### EXERCISE AIM
Below are some records. Copy every line in them that holds "this".

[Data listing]
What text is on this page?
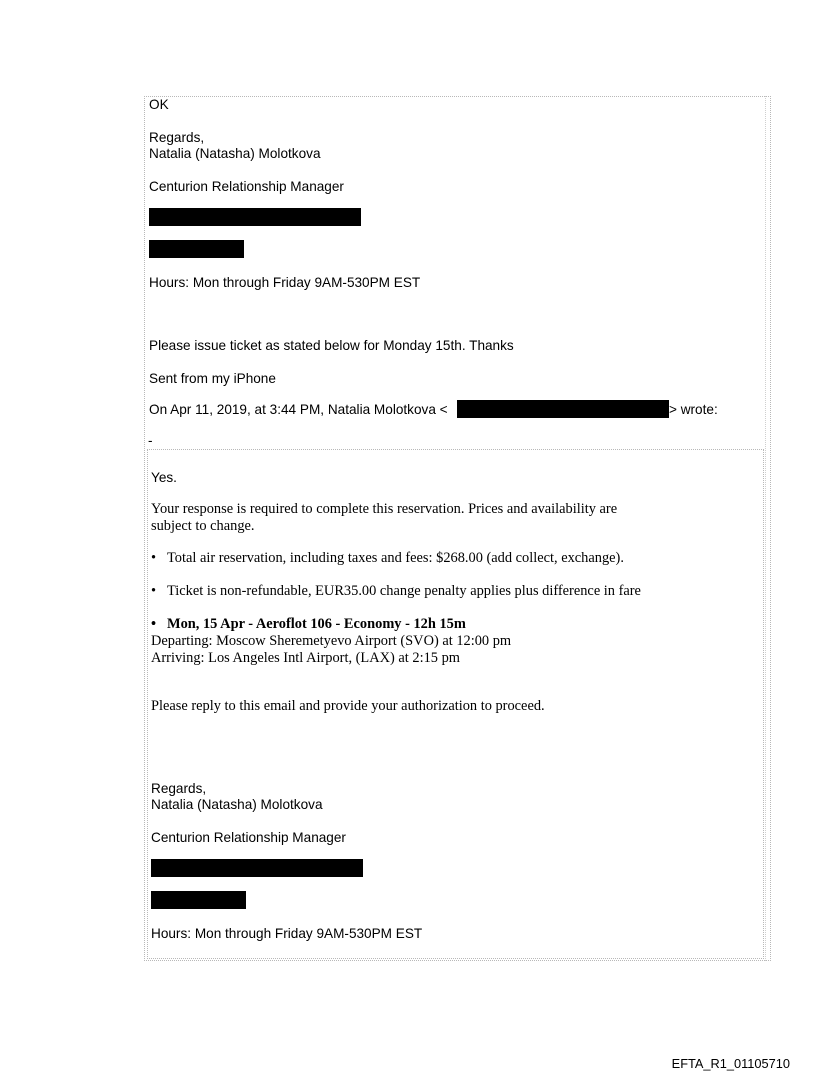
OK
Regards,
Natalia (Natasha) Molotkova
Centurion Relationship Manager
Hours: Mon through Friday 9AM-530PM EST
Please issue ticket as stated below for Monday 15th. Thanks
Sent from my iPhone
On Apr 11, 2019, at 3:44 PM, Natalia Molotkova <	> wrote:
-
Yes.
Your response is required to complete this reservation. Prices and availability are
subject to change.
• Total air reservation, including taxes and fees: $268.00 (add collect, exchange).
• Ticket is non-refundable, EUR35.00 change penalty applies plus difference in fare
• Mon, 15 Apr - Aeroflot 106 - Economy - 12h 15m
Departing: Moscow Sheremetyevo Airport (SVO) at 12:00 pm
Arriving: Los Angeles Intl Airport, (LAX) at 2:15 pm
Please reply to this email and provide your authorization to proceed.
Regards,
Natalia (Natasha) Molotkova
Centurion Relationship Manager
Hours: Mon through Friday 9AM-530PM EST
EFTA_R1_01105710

### WRITTEN RESPONSE
What text is on this page?
Your response is required to complete this reservation. Prices and availability are
Please reply to this email and provide your authorization to proceed.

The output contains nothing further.